GIVEN INFORMATION:
....

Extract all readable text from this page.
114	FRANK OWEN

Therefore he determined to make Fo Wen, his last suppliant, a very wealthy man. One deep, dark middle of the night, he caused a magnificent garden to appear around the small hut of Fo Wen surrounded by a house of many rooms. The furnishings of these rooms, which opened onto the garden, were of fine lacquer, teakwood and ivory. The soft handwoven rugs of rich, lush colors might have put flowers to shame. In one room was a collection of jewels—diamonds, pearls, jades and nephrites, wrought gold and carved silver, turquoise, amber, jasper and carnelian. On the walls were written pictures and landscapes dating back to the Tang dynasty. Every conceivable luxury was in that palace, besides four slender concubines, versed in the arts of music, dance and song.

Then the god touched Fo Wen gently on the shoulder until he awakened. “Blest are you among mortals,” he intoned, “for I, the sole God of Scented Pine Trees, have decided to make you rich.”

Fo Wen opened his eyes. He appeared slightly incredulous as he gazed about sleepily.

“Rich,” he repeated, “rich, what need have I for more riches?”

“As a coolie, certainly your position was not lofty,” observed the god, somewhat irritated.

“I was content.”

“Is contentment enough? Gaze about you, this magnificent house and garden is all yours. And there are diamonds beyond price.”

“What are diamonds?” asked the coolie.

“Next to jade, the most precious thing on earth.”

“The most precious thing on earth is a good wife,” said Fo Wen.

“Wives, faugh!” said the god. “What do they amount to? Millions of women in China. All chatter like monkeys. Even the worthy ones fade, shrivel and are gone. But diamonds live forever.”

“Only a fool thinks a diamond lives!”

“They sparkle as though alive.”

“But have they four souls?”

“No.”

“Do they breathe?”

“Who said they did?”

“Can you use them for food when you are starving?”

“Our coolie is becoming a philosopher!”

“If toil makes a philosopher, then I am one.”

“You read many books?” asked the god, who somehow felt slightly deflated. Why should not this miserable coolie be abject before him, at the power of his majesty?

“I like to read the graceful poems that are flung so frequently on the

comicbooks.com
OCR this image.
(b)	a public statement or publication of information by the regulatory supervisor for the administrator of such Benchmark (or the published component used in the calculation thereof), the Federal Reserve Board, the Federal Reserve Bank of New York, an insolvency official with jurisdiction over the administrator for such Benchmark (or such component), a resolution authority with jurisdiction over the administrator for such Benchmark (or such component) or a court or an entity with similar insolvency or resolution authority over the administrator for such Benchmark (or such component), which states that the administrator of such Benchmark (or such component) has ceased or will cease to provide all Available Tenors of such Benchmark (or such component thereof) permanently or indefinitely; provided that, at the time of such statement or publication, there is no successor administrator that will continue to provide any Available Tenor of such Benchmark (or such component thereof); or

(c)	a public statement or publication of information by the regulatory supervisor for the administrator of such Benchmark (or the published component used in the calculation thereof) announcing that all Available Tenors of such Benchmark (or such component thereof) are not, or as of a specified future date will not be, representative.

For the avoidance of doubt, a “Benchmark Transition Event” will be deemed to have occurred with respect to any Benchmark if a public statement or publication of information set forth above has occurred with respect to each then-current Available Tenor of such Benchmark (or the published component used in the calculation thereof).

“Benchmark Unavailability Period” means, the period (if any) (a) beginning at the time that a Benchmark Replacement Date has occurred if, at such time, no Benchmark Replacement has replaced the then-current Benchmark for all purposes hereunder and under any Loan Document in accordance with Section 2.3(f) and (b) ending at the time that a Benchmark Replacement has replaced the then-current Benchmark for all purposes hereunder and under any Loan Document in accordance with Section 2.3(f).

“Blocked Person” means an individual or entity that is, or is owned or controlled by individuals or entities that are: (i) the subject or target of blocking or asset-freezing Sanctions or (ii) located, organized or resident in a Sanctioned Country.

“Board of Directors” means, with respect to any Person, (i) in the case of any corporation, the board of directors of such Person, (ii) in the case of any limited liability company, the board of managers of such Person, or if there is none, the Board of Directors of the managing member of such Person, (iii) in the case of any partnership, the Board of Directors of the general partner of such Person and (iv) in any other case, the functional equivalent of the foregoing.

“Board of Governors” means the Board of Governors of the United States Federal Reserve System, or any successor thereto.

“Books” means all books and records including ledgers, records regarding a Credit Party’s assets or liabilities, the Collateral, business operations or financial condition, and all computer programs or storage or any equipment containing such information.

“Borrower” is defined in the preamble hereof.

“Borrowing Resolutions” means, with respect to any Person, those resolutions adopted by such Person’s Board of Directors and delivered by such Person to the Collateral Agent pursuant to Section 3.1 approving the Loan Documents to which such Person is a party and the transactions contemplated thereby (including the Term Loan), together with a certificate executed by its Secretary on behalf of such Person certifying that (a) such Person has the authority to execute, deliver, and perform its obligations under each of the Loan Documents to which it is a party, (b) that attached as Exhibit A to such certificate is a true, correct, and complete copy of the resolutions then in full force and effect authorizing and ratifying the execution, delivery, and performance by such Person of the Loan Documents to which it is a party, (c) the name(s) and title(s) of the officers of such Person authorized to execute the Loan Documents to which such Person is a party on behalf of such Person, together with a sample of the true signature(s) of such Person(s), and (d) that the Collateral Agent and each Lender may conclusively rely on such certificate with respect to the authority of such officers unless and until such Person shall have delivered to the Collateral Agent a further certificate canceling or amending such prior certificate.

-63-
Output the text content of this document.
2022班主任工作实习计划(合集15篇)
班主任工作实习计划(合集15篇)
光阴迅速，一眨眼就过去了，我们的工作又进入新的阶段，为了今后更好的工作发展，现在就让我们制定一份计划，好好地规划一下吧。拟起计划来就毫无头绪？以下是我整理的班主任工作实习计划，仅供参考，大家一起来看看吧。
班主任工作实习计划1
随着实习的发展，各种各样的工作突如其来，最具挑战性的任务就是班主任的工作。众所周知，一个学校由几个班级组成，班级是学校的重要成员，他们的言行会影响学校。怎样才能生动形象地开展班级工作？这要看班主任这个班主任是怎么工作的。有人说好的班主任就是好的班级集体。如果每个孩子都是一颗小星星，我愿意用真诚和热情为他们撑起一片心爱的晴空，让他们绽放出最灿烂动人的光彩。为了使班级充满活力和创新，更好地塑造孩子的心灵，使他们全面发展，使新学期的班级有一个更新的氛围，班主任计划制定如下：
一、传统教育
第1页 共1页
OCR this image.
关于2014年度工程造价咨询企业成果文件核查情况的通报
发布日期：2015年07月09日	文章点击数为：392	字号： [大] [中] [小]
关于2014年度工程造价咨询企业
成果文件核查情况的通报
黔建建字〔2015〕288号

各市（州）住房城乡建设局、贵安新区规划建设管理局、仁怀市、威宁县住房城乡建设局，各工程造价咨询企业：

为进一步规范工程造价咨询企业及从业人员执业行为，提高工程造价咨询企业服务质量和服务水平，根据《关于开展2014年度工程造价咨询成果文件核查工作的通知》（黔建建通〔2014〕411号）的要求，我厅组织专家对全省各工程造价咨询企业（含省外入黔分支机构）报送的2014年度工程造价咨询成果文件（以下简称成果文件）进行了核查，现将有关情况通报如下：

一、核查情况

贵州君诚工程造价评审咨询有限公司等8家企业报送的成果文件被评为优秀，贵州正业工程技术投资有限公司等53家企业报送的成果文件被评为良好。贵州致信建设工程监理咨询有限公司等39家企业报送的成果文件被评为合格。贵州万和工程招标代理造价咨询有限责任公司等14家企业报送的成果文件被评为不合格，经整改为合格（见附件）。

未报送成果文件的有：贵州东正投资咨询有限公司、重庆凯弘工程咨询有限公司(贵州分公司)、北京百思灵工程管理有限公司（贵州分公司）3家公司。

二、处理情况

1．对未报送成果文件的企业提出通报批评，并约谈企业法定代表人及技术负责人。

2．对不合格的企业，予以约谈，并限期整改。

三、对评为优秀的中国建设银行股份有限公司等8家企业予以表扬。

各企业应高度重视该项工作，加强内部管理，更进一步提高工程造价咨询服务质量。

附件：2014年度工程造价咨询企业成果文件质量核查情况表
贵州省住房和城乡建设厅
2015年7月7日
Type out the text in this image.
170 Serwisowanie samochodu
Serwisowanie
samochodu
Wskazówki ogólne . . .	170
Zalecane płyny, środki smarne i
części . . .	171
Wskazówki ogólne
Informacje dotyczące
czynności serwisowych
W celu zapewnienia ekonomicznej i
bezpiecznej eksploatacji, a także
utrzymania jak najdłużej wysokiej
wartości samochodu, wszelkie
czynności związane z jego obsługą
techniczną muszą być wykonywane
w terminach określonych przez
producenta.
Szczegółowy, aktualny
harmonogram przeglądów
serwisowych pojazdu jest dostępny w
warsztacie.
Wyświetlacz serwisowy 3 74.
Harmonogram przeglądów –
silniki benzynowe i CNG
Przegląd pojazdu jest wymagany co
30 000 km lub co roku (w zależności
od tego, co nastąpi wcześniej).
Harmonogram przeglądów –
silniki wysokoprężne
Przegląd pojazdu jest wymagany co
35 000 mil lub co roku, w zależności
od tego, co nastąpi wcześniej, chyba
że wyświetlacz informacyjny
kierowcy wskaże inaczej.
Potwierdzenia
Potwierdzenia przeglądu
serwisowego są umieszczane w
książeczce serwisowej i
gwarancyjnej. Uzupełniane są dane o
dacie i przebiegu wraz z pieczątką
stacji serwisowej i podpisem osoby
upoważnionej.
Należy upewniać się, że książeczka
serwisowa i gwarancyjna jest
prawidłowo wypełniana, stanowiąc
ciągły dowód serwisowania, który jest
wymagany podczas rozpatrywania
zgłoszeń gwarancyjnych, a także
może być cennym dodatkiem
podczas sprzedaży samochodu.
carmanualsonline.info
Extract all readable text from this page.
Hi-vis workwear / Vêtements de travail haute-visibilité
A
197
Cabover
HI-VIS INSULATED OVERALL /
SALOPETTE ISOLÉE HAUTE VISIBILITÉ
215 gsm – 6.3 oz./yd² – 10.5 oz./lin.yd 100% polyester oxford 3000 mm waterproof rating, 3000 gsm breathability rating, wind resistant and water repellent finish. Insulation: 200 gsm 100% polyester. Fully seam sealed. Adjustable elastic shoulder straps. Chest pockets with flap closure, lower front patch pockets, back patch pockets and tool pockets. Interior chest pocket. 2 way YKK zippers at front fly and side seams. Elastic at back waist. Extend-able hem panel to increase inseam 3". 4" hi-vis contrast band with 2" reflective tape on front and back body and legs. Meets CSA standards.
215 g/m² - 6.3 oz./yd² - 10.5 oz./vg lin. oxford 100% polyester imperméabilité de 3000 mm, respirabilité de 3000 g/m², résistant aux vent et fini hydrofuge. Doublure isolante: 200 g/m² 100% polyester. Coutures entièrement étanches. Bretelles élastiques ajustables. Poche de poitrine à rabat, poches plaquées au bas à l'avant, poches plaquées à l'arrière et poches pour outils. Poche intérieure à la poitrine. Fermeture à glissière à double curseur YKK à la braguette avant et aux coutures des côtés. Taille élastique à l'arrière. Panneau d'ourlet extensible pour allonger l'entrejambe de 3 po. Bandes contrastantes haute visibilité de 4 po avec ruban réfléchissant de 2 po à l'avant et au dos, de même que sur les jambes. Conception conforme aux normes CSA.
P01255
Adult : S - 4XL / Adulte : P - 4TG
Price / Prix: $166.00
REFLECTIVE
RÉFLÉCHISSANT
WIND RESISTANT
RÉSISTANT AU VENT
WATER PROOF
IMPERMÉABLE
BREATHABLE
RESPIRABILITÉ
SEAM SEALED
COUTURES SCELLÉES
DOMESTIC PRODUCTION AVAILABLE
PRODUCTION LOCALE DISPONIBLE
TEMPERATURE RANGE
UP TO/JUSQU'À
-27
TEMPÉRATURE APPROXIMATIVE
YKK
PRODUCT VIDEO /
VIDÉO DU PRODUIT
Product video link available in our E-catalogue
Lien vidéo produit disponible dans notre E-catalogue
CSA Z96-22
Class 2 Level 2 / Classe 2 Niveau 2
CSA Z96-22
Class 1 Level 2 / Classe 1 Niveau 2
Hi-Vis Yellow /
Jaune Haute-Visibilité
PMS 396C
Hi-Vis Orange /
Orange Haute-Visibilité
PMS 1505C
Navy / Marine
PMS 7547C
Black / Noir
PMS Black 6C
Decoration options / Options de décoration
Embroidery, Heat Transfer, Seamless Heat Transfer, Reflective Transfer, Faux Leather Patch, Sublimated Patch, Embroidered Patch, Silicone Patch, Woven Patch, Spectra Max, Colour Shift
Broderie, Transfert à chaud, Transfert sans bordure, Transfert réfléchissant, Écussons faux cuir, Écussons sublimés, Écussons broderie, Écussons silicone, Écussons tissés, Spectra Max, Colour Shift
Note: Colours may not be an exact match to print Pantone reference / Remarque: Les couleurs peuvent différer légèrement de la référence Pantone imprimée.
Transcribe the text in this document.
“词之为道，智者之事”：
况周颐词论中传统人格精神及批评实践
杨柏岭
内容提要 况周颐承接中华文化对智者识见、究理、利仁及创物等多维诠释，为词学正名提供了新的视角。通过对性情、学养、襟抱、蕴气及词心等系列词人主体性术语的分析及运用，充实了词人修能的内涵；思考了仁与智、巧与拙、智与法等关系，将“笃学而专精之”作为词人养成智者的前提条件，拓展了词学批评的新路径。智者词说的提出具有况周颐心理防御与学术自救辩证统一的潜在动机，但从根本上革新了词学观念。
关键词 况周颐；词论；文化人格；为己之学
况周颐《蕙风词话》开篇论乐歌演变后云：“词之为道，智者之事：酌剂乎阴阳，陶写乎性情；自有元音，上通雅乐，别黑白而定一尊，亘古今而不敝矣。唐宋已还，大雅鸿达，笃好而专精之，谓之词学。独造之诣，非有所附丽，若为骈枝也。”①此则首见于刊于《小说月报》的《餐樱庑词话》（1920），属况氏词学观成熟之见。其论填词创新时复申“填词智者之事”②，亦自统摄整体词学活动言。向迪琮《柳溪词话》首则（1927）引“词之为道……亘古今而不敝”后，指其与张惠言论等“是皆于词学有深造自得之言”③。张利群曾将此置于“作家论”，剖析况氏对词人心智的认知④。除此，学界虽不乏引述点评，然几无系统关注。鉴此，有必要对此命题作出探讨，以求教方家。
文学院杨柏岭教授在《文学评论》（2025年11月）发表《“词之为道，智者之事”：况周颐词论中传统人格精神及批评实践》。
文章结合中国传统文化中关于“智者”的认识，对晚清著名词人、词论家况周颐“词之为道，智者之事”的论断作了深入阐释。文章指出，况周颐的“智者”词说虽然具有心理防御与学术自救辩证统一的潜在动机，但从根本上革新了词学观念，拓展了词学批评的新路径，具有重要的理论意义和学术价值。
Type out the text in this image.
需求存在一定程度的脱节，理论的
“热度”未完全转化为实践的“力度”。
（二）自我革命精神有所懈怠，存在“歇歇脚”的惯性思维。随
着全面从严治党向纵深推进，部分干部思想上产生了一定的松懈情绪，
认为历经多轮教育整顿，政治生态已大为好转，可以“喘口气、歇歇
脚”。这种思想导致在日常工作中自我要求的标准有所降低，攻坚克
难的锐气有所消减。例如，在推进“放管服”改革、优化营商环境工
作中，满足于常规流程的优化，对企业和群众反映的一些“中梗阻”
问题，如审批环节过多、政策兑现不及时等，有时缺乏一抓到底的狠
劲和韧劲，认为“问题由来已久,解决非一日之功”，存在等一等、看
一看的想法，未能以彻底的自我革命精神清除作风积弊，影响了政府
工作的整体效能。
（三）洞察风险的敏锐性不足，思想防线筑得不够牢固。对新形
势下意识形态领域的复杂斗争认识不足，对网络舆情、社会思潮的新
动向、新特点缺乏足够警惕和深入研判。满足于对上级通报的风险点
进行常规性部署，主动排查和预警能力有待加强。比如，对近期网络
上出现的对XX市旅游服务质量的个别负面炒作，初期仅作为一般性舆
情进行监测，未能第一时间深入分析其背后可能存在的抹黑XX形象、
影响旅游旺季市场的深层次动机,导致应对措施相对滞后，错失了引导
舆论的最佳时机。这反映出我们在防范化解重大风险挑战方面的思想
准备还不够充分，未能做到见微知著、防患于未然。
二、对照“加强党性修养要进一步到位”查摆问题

....

AIM OF THE TASK: Out of the preceding entries, pull every line containing the string "earth".

CORRECT RESPONSE:
“Next to jade, the most precious thing on earth.”
“The most precious thing on earth is a good wife,” said Fo Wen.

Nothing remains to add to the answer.